To be done:
Exclude the pictures and retype the entries as written.

= = = =

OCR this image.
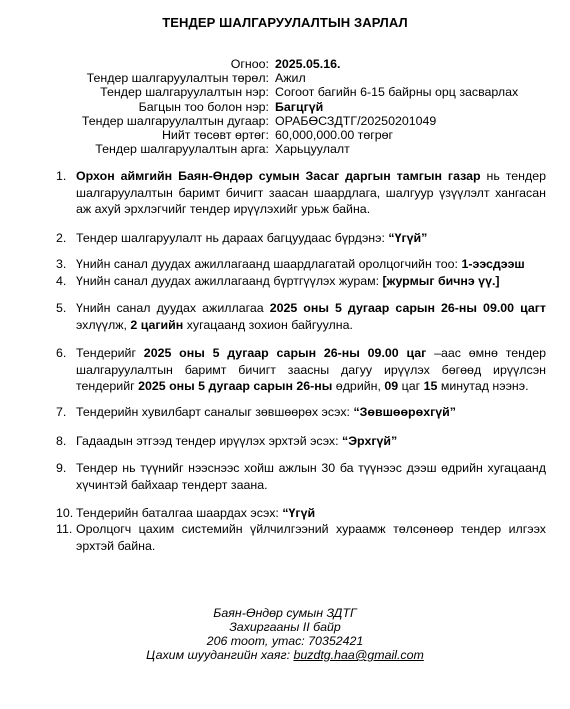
ТЕНДЕР ШАЛГАРУУЛАЛТЫН ЗАРЛАЛ
Огноо: 2025.05.16.
Тендер шалгаруулалтын төрөл: Ажил
Тендер шалгаруулалтын нэр: Согоот багийн 6-15 байрны орц засварлах
Багцын тоо болон нэр: Багцгүй
Тендер шалгаруулалтын дугаар: ОРАБӨСЗДТГ/20250201049
Нийт төсөвт өртөг: 60,000,000.00 төгрөг
Тендер шалгаруулалтын арга: Харьцуулалт
1. Орхон аймгийн Баян-Өндөр сумын Засаг даргын тамгын газар нь тендер шалгаруулалтын баримт бичигт заасан шаардлага, шалгуур үзүүлэлт хангасан аж ахуй эрхлэгчийг тендер ирүүлэхийг урьж байна.
2. Тендер шалгаруулалт нь дараах багцуудаас бүрдэнэ: “Үгүй”
3. Үнийн санал дуудах ажиллагаанд шаардлагатай оролцогчийн тоо: 1-ээсдээш
4. Үнийн санал дуудах ажиллагаанд бүртгүүлэх журам: [журмыг бичнэ үү.]
5. Үнийн санал дуудах ажиллагаа 2025 оны 5 дугаар сарын 26-ны 09.00 цагт эхлүүлж, 2 цагийн хугацаанд зохион байгуулна.
6. Тендерийг 2025 оны 5 дугаар сарын 26-ны 09.00 цаг –аас өмнө тендер шалгаруулалтын баримт бичигт заасны дагуу ирүүлэх бөгөөд ирүүлсэн тендерийг 2025 оны 5 дугаар сарын 26-ны өдрийн, 09 цаг 15 минутад нээнэ.
7. Тендерийн хувилбарт саналыг зөвшөөрөх эсэх: “Зөвшөөрөхгүй”
8. Гадаадын этгээд тендер ирүүлэх эрхтэй эсэх: “Эрхгүй”
9. Тендер нь түүнийг нээснээс хойш ажлын 30 ба түүнээс дээш өдрийн хугацаанд хүчинтэй байхаар тендерт заана.
10. Тендерийн баталгаа шаардах эсэх: “Үгүй
11. Оролцогч цахим системийн үйлчилгээний хураамж төлсөнөөр тендер илгээх эрхтэй байна.
Баян-Өндөр сумын ЗДТГ
Захиргааны II байр
206 тоот, утас: 70352421
Цахим шуудангийн хаяг: buzdtg.haa@gmail.com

= = = =

Answer:
OCR this image.
ТЕНДЕР ШАЛГАРУУЛАЛТЫН ЗАРЛАЛ
Огноо: 2025.05.16.
Тендер шалгаруулалтын төрөл: Ажил
Тендер шалгаруулалтын нэр: Согоот багийн 6-15 байрны орц засварлах
Багцын тоо болон нэр: Багцгүй
Тендер шалгаруулалтын дугаар: ОРАБӨСЗДТГ/20250201049
Нийт төсөвт өртөг: 60,000,000.00 төгрөг
Тендер шалгаруулалтын арга: Харьцуулалт
1. Орхон аймгийн Баян-Өндөр сумын Засаг даргын тамгын газар нь тендер шалгаруулалтын баримт бичигт заасан шаардлага, шалгуур үзүүлэлт хангасан аж ахуй эрхлэгчийг тендер ирүүлэхийг урьж байна.
2. Тендер шалгаруулалт нь дараах багцуудаас бүрдэнэ: “Үгүй”
3. Үнийн санал дуудах ажиллагаанд шаардлагатай оролцогчийн тоо: 1-ээсдээш
4. Үнийн санал дуудах ажиллагаанд бүртгүүлэх журам: [журмыг бичнэ үү.]
5. Үнийн санал дуудах ажиллагаа 2025 оны 5 дугаар сарын 26-ны 09.00 цагт эхлүүлж, 2 цагийн хугацаанд зохион байгуулна.
6. Тендерийг 2025 оны 5 дугаар сарын 26-ны 09.00 цаг –аас өмнө тендер шалгаруулалтын баримт бичигт заасны дагуу ирүүлэх бөгөөд ирүүлсэн тендерийг 2025 оны 5 дугаар сарын 26-ны өдрийн, 09 цаг 15 минутад нээнэ.
7. Тендерийн хувилбарт саналыг зөвшөөрөх эсэх: “Зөвшөөрөхгүй”
8. Гадаадын этгээд тендер ирүүлэх эрхтэй эсэх: “Эрхгүй”
9. Тендер нь түүнийг нээснээс хойш ажлын 30 ба түүнээс дээш өдрийн хугацаанд хүчинтэй байхаар тендерт заана.
10. Тендерийн баталгаа шаардах эсэх: “Үгүй
11. Оролцогч цахим системийн үйлчилгээний хураамж төлсөнөөр тендер илгээх эрхтэй байна.
Баян-Өндөр сумын ЗДТГ
Захиргааны II байр
206 тоот, утас: 70352421
Цахим шуудангийн хаяг: buzdtg.haa@gmail.com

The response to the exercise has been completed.